[Data items]
>>>>>

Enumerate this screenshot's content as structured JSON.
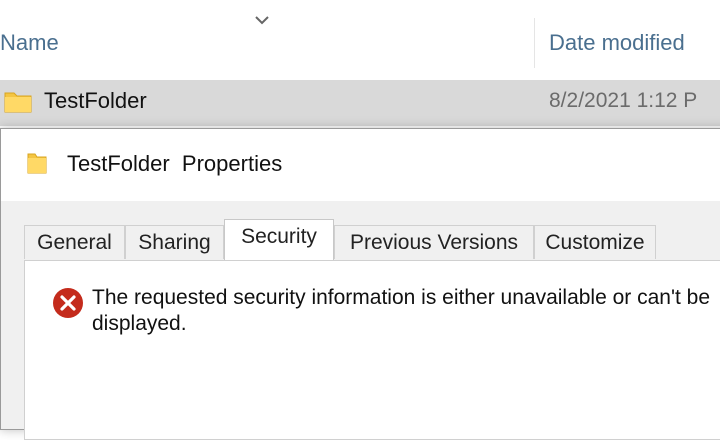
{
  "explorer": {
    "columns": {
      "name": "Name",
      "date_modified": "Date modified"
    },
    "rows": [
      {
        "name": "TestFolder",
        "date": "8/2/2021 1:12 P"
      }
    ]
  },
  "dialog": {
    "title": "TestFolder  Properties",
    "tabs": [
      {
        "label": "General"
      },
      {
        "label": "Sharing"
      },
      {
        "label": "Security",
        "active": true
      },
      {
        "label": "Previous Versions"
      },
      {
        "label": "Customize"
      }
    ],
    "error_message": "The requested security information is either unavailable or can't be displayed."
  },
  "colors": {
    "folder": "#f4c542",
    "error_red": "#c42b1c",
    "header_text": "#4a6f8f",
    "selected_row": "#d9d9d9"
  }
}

<<<<<

▸ **INSTRUCTIONS FOR THE TASK**:
Repeat the material above word for word, please, apart from its images.

▸ **FINAL RESULT**:
Enumerate this screenshot's content as structured JSON.
{
  "explorer": {
    "columns": {
      "name": "Name",
      "date_modified": "Date modified"
    },
    "rows": [
      {
        "name": "TestFolder",
        "date": "8/2/2021 1:12 P"
      }
    ]
  },
  "dialog": {
    "title": "TestFolder  Properties",
    "tabs": [
      {
        "label": "General"
      },
      {
        "label": "Sharing"
      },
      {
        "label": "Security",
        "active": true
      },
      {
        "label": "Previous Versions"
      },
      {
        "label": "Customize"
      }
    ],
    "error_message": "The requested security information is either unavailable or can't be displayed."
  },
  "colors": {
    "folder": "#f4c542",
    "error_red": "#c42b1c",
    "header_text": "#4a6f8f",
    "selected_row": "#d9d9d9"
  }
}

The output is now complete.